# 提示文章:
「スター・ウォーズ エピソード3/シスの復讐」その1



     映画秘宝2004年12月号/2005年1月号




 前もって言っておくと、高校の頃、僕はSFファンとして「スター・ウォーズ(第1作)」に特別の思い入れを持っていた。SFが大人の読み物として十分に認知されていない1970年の後半、典型的なスペース・オペラの映画がアメリカの興収を塗り替えたというニュースを僕はSF専門誌「奇想天外」などで知った。今では嘘のようだが、1970年代まで「SF映画は当たらない」というジンクスがあった。彼の地で「スター・ウォーズ」がヒットしたということは、SFというジャンルが日本で世間に大きく認知されるかも知れない。「子ども向け」と呼ばれてきたSFが、大人の鑑賞に耐えうるジャンルであることを、世間に知らしめることができる。マイノリティであるSFが世間に大きく受け入れられることを想像して、僕は我が事のようにわくわくした。「スター・ウォーズ」は、SFの時代のA New Hopeだったのだ。


変質した「スター・ウォーズ


 あれから二十余年。僕も変わり「スター・ウォーズ」も変わった。はっきりと子ども向け路線を取りはじめた「ジェダイの復讐」に失望し、ついには「商品」と化し映画としての魅力の失せた新三部作を僕は苦々しい思いで見守っている。

 映画秘宝2004年12月号「ジェダイ帰還復讐とスター・ウォーズの時代−そして誰もいなくなった」(武田英明)が、このあたりの事情について詳しく書いている。

 SWが変質したのは、新三部作になってからではなく「ジェダイの復讐」や「三部作特別編」から十分に予想できた、と武田はいう。彼は「ジェダイの復讐」公開時のファンの戸惑いについて、こう記している。


 「とにかく「ジェダイ」の店じまい的な話のまとめ方は、それまでSW世界に心酔してきたファンに冷水を浴びせるような展開だった。「帝国」で初登場し、本作での更なる活躍が期待されたヨーダもボバ・フェットも、これまで名前やホログラム像でしか登場しておらず、本作で実像がようやくあらわになったジャバ・ザ・ハットや銀河皇帝(彼らが前2作に登場するのは97年の「特別編」以降)も、「はい、話はこれでおしまいです」とルーカスが割り切ったあおりを食らったかのように、いともあっさりと表舞台から次々と姿を消していった」


 こうした感想は、僕を含めた当時のファンが「ジェダイ」を観たあとで感じた失望を的確にあらわしていると思う。当時のファンの完結編への期待は、たとえばSF映画誌「スターログ」で、「ジェダイ」のストーリー予想が熱狂的なファンの手によって3年間続いたことなどにも明らかなように「ジェダイ」公開前にはその期待が破裂寸前までふくれあがっていた。しかしルーカスは、この期待をものの見事に裏切ることになる。

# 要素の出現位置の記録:
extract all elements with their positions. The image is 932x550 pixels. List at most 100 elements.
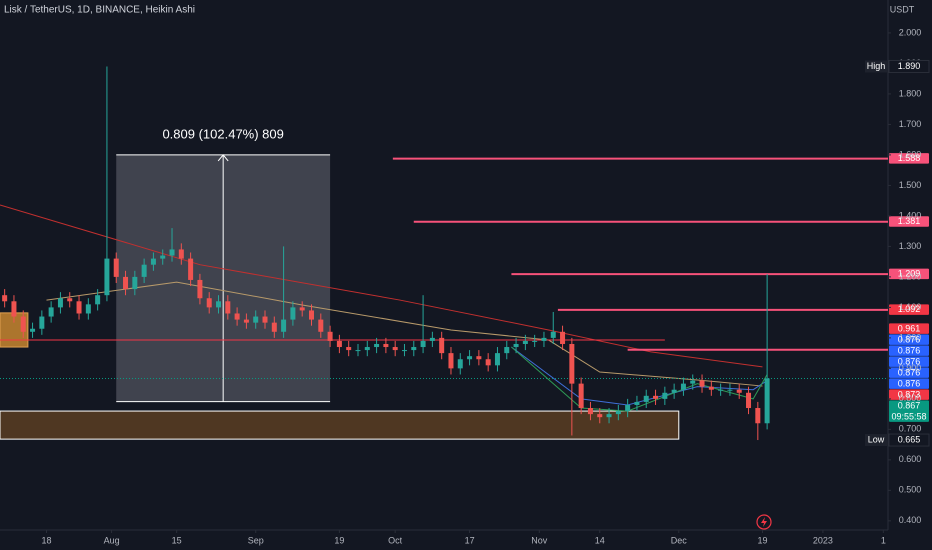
y-tick-label: 0.500 bbox=[899, 485, 922, 495]
x-tick-label: 14 bbox=[595, 535, 605, 545]
x-tick-label: 2023 bbox=[813, 535, 833, 545]
candle-body bbox=[439, 337, 445, 354]
candle-body bbox=[708, 386, 714, 390]
candle-body bbox=[141, 264, 147, 277]
candle-body bbox=[95, 295, 101, 305]
measure-label: 0.809 (102.47%) 809 bbox=[162, 126, 283, 141]
marker-value-box bbox=[888, 59, 930, 73]
candle-body bbox=[327, 331, 333, 341]
price-tag bbox=[889, 268, 929, 280]
candle-body bbox=[197, 279, 203, 299]
candle-body bbox=[736, 389, 742, 393]
price-tag bbox=[889, 304, 929, 315]
candle-body bbox=[680, 383, 686, 390]
x-tick-label: Sep bbox=[248, 535, 264, 545]
plot: 0.809 (102.47%) 809 bbox=[0, 66, 929, 441]
alert-bolt[interactable] bbox=[761, 517, 767, 527]
y-tick-label: 0.700 bbox=[899, 424, 922, 434]
measure-arrow-head bbox=[217, 154, 229, 162]
candle-body bbox=[346, 347, 352, 351]
candle-body bbox=[634, 401, 640, 405]
x-tick-label: Aug bbox=[104, 535, 120, 545]
x-tick-label: 19 bbox=[334, 535, 344, 545]
price-tag-label: 0.876 bbox=[898, 345, 921, 355]
candle-body bbox=[467, 356, 473, 360]
candle-body bbox=[364, 347, 370, 351]
candle-body bbox=[318, 319, 324, 332]
candle-body bbox=[718, 389, 724, 391]
candle-body bbox=[383, 343, 389, 348]
candle-body bbox=[123, 276, 129, 290]
price-tag bbox=[889, 356, 929, 367]
candle-body bbox=[85, 304, 91, 314]
candle-body bbox=[606, 414, 612, 418]
marker-name-box bbox=[865, 434, 888, 447]
candle-body bbox=[411, 347, 417, 351]
candle-body bbox=[67, 298, 73, 302]
candle-body bbox=[308, 310, 314, 320]
candle-body bbox=[253, 316, 259, 323]
candle-body bbox=[169, 249, 175, 256]
x-tick-label: Nov bbox=[531, 535, 548, 545]
candle-body bbox=[2, 295, 8, 302]
candle-body bbox=[392, 347, 398, 351]
price-tag bbox=[889, 216, 929, 227]
y-tick-label: 0.400 bbox=[899, 515, 922, 525]
price-countdown: 09:55:58 bbox=[891, 411, 926, 421]
candle-body bbox=[216, 301, 222, 308]
candle-body bbox=[76, 301, 82, 314]
candle-body bbox=[11, 301, 17, 317]
y-tick-label: 1.100 bbox=[899, 302, 922, 312]
candle-body bbox=[578, 383, 584, 409]
candle-body bbox=[160, 255, 166, 259]
price-tag bbox=[889, 400, 929, 422]
price-tag bbox=[889, 334, 929, 345]
candle-body bbox=[355, 350, 361, 352]
candle-body bbox=[764, 378, 770, 424]
candle-body bbox=[662, 392, 668, 399]
candle-body bbox=[281, 319, 287, 332]
price-tag-label: 0.876 bbox=[898, 367, 921, 377]
candle-body bbox=[597, 414, 603, 418]
x-tick-label: 19 bbox=[757, 535, 767, 545]
candle-body bbox=[299, 307, 305, 311]
candle-body bbox=[560, 331, 566, 344]
candle-body bbox=[690, 380, 696, 384]
candle-body bbox=[550, 331, 556, 338]
price-tag-label: 0.867 bbox=[898, 400, 921, 410]
y-tick-label: 0.900 bbox=[899, 363, 922, 373]
candle-body bbox=[615, 411, 621, 415]
candle-body bbox=[541, 337, 547, 341]
marker-name: Low bbox=[868, 434, 885, 444]
candle-body bbox=[20, 316, 26, 332]
y-tick-label: 1.400 bbox=[899, 210, 922, 220]
moving-average bbox=[0, 204, 763, 368]
zone bbox=[0, 410, 680, 440]
candle-body bbox=[522, 340, 528, 344]
alert-icon[interactable] bbox=[756, 514, 772, 530]
candle-body bbox=[30, 328, 36, 332]
currency-label: USDT bbox=[890, 4, 915, 14]
candle-body bbox=[113, 258, 119, 277]
price-tag-label: 1.381 bbox=[898, 216, 921, 226]
candle-body bbox=[225, 301, 231, 314]
candle-body bbox=[104, 258, 110, 296]
price-tag bbox=[889, 323, 929, 334]
y-tick-label: 1.600 bbox=[899, 149, 922, 159]
candle-body bbox=[271, 322, 277, 332]
candle-body bbox=[476, 356, 482, 360]
price-tag-label: 0.961 bbox=[898, 323, 921, 333]
candle-body bbox=[420, 340, 426, 348]
candle-body bbox=[336, 340, 342, 348]
x-tick-label: 17 bbox=[465, 535, 475, 545]
price-tag bbox=[889, 153, 929, 164]
candle-body bbox=[290, 307, 296, 320]
marker-value-box bbox=[888, 433, 930, 447]
alert-circle[interactable] bbox=[756, 514, 772, 530]
candle-body bbox=[643, 395, 649, 402]
candle-body bbox=[448, 353, 454, 369]
price-tag-label: 0.876 bbox=[898, 378, 921, 388]
candle-body bbox=[746, 392, 752, 409]
price-tag bbox=[889, 389, 929, 400]
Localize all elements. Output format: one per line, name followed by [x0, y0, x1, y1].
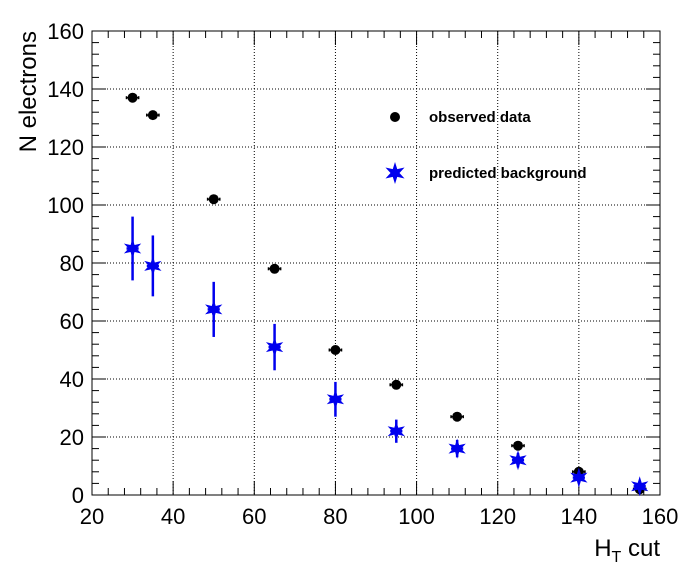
predicted-background-point — [205, 299, 223, 320]
x-tick-label: 40 — [161, 504, 185, 529]
tick-labels: 20 40 60 80 100 120 140 16002040608010012014016… — [47, 19, 678, 529]
x-tick-label: 20 — [80, 504, 104, 529]
y-tick-label: 160 — [47, 19, 84, 44]
series-observed-data — [125, 92, 647, 495]
observed-data-point — [147, 110, 158, 121]
predicted-background-point — [265, 337, 284, 358]
x-axis-title-main: H — [594, 535, 611, 562]
plot-frame — [91, 30, 661, 496]
observed-data-point — [208, 194, 219, 205]
predicted-background-point — [123, 238, 142, 259]
observed-data-point — [513, 440, 523, 451]
legend-label-predicted-background: predicted background — [429, 165, 587, 182]
y-tick-label: 100 — [47, 193, 84, 218]
observed-data-point — [452, 411, 463, 422]
predicted-background-point — [509, 450, 527, 471]
series-predicted-background — [123, 216, 649, 497]
predicted-background-point — [570, 467, 588, 488]
x-axis-title-suffix: cut — [621, 535, 660, 562]
legend-marker-observed-data — [390, 112, 400, 122]
y-tick-label: 120 — [47, 135, 84, 160]
observed-data-point — [269, 263, 280, 274]
observed-data-point — [391, 379, 402, 390]
legend-label-observed-data: observed data — [429, 109, 531, 126]
x-tick-label: 160 — [642, 504, 679, 529]
x-tick-label: 140 — [560, 504, 597, 529]
y-tick-label: 20 — [60, 425, 84, 450]
series-layer — [123, 92, 649, 497]
predicted-background-point — [448, 438, 466, 459]
axis-ticks — [91, 30, 661, 496]
predicted-background-point — [326, 389, 345, 410]
x-axis-title-subscript: T — [612, 549, 622, 566]
y-axis-title: N electrons — [15, 31, 42, 152]
grid-lines — [92, 31, 660, 495]
x-axis-title: HT cut — [594, 535, 660, 566]
y-tick-label: 40 — [60, 367, 84, 392]
y-tick-label: 80 — [60, 251, 84, 276]
x-tick-label: 60 — [242, 504, 266, 529]
x-tick-label: 120 — [479, 504, 516, 529]
y-tick-label: 60 — [60, 309, 84, 334]
observed-data-point — [127, 92, 138, 103]
observed-data-point — [330, 345, 341, 355]
legend-marker-predicted-background — [385, 162, 405, 184]
x-tick-label: 80 — [323, 504, 347, 529]
predicted-background-point — [387, 421, 405, 442]
y-tick-label: 0 — [72, 483, 84, 508]
y-tick-label: 140 — [47, 77, 84, 102]
x-tick-label: 100 — [398, 504, 435, 529]
predicted-background-point — [144, 255, 162, 276]
predicted-background-point — [631, 476, 649, 497]
legend: observed data predicted background — [385, 109, 587, 184]
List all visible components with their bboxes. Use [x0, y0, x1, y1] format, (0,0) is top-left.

# 行う作業:
• a. スター・ウォーズの文章について、次の問いに答えよ。
(i) 高校の頃、筆者がSFファンとして特別の思い入れを持っていた映画は何か。
(ii) 1970年代まであったジンクスは何か。
(iii) 「ジェダイ」のストーリー予想がファンの手で続いたのは、どの雑誌で、何年間か。
• b. エントリのうち、「predicted-background-point — [205, 299, 223, 320]」を含む行から始まり「x-tick-label: 120 — [479, 504, 516, 529]」を含む行で終わる部分を、両端の行も含めてそのまま書き写せ。
スター・ウォーズの文章とエントリは、互いに別個の資料である。

# 解答:
• a.
(i) 「スター・ウォーズ(第1作)」
(ii) 「SF映画は当たらない」
(iii) SF映画誌「スターログ」で、3年間

• b.
predicted-background-point — [205, 299, 223, 320]
x-tick-label: 40 — [161, 504, 185, 529]
tick-labels: 20 40 60 80 100 120 140 16002040608010012014016… — [47, 19, 678, 529]
x-tick-label: 20 — [80, 504, 104, 529]
y-tick-label: 160 — [47, 19, 84, 44]
series-observed-data — [125, 92, 647, 495]
observed-data-point — [147, 110, 158, 121]
predicted-background-point — [265, 337, 284, 358]
x-axis-title-main: H — [594, 535, 611, 562]
plot-frame — [91, 30, 661, 496]
observed-data-point — [208, 194, 219, 205]
predicted-background-point — [123, 238, 142, 259]
observed-data-point — [513, 440, 523, 451]
legend-label-predicted-background: predicted background — [429, 165, 587, 182]
y-tick-label: 100 — [47, 193, 84, 218]
observed-data-point — [452, 411, 463, 422]
predicted-background-point — [509, 450, 527, 471]
series-predicted-background — [123, 216, 649, 497]
predicted-background-point — [570, 467, 588, 488]
x-axis-title-suffix: cut — [621, 535, 660, 562]
legend-marker-observed-data — [390, 112, 400, 122]
y-tick-label: 120 — [47, 135, 84, 160]
observed-data-point — [269, 263, 280, 274]
observed-data-point — [391, 379, 402, 390]
legend-label-observed-data: observed data — [429, 109, 531, 126]
x-tick-label: 160 — [642, 504, 679, 529]
x-tick-label: 140 — [560, 504, 597, 529]
y-tick-label: 20 — [60, 425, 84, 450]
series-layer — [123, 92, 649, 497]
predicted-background-point — [448, 438, 466, 459]
axis-ticks — [91, 30, 661, 496]
predicted-background-point — [326, 389, 345, 410]
x-axis-title-subscript: T — [612, 549, 622, 566]
y-axis-title: N electrons — [15, 31, 42, 152]
grid-lines — [92, 31, 660, 495]
x-axis-title: HT cut — [594, 535, 660, 566]
y-tick-label: 40 — [60, 367, 84, 392]
y-tick-label: 80 — [60, 251, 84, 276]
x-tick-label: 60 — [242, 504, 266, 529]
x-tick-label: 120 — [479, 504, 516, 529]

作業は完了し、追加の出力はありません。